» STATED PROBLEM: Gather all lines containing the string "icon" and copy them out.

»»

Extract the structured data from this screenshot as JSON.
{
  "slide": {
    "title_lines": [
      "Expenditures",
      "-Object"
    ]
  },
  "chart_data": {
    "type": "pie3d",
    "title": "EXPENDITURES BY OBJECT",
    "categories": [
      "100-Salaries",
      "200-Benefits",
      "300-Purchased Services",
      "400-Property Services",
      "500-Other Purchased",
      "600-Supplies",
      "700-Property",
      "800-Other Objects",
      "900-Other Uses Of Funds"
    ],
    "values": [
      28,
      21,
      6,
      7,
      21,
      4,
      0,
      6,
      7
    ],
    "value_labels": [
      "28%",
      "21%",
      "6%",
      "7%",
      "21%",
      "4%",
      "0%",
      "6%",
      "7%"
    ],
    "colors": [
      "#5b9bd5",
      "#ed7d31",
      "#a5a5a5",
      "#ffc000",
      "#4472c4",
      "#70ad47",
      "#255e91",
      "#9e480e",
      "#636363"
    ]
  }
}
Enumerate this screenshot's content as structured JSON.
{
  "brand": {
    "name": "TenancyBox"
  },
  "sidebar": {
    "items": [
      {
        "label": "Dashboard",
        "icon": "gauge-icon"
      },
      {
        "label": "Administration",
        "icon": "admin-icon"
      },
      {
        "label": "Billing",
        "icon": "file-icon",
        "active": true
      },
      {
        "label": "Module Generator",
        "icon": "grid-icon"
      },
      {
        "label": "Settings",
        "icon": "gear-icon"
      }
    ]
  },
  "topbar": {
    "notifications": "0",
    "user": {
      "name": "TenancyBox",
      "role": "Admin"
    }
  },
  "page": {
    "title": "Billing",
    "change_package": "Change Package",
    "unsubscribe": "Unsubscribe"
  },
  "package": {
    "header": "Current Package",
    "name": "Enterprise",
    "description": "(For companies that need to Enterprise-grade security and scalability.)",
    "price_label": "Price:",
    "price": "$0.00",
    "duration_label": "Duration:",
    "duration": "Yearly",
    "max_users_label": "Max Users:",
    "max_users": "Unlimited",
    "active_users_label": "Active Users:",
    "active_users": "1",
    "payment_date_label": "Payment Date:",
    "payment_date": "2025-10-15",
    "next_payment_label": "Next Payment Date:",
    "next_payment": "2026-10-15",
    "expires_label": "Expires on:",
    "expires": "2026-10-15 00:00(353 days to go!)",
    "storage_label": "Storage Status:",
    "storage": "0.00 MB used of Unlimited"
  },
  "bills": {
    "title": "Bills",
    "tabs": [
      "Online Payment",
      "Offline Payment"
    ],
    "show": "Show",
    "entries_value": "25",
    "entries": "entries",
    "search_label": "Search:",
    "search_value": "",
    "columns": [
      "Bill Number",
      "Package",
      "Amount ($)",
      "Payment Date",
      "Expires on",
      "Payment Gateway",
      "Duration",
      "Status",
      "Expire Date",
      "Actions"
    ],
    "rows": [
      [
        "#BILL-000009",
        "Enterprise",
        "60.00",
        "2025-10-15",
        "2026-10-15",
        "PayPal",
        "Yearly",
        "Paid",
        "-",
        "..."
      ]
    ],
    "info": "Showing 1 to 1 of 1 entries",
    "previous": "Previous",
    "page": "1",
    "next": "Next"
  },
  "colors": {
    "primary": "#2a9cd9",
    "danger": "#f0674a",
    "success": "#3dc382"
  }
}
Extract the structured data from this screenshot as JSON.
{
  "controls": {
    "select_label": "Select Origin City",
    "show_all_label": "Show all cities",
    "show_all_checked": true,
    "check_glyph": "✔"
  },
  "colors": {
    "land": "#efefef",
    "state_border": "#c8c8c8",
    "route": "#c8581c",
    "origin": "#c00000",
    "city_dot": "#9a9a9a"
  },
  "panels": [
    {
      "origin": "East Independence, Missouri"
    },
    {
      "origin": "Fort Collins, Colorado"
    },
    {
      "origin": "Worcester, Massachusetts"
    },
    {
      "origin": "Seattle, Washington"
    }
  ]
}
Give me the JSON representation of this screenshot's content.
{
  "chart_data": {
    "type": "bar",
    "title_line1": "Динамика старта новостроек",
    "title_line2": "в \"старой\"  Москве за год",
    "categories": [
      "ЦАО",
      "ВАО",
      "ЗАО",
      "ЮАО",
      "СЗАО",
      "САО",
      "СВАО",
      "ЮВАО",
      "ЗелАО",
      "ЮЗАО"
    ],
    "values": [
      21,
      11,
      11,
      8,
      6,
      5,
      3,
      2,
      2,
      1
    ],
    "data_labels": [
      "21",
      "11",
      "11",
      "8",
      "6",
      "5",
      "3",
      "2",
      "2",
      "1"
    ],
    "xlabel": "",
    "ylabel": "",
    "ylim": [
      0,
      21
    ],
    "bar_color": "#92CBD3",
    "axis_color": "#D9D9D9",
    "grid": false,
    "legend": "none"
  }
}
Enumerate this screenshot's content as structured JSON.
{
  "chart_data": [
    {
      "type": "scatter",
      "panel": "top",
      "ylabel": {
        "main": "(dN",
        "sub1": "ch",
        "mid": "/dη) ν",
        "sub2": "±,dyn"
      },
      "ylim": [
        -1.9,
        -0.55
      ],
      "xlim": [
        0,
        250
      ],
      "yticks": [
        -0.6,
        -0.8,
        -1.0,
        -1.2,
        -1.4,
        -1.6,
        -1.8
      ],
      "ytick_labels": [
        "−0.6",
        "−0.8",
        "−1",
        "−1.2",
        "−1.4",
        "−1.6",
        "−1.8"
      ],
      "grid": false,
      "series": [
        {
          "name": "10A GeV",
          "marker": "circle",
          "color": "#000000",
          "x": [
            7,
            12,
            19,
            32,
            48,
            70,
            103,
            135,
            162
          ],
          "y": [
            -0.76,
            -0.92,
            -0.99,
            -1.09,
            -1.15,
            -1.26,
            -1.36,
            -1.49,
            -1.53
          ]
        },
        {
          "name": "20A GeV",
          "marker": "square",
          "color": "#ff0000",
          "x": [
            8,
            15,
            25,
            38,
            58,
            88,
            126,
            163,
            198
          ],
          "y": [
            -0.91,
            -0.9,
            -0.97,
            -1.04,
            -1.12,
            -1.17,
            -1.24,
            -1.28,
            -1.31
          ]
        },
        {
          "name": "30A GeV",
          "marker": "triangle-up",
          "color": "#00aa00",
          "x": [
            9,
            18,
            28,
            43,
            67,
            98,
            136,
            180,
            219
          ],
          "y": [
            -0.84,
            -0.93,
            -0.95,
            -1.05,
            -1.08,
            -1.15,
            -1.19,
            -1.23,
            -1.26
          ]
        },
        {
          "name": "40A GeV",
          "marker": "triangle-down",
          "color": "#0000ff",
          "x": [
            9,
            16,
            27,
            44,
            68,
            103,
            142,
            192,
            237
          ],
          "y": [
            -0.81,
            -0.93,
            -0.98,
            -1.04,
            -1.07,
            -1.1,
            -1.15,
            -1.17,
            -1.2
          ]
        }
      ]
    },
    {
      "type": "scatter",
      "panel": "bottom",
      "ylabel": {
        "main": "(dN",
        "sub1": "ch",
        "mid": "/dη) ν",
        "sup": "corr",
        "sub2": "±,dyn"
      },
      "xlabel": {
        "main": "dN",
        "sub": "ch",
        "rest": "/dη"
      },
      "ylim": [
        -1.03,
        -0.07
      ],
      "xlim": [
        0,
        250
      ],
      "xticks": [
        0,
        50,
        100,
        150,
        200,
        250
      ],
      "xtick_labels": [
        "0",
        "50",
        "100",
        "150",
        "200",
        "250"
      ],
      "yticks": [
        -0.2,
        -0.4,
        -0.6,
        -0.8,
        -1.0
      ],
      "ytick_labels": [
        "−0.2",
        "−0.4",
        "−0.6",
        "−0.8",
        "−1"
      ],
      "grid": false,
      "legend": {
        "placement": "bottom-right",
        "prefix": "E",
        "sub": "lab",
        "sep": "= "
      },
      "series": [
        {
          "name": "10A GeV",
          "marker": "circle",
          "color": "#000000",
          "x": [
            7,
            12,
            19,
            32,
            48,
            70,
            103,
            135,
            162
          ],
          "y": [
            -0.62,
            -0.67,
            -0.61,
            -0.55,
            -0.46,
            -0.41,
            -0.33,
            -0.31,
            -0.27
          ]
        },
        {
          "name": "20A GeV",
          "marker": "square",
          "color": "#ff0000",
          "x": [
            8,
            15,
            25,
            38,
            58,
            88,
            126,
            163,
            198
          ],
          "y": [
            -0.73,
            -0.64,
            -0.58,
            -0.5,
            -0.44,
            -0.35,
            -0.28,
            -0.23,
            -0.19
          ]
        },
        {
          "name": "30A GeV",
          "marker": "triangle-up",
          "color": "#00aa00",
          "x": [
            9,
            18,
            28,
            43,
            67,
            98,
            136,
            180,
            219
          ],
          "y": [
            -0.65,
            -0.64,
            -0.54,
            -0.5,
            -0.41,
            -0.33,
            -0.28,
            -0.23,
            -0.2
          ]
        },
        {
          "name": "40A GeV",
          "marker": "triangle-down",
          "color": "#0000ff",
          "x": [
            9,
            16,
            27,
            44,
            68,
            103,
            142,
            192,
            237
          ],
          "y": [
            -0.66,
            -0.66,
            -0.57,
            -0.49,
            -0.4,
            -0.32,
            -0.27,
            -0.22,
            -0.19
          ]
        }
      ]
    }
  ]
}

««

» EXERCISE OUTPUT:
        "icon": "gauge-icon"
        "icon": "admin-icon"
        "icon": "file-icon",
        "icon": "grid-icon"
        "icon": "gear-icon"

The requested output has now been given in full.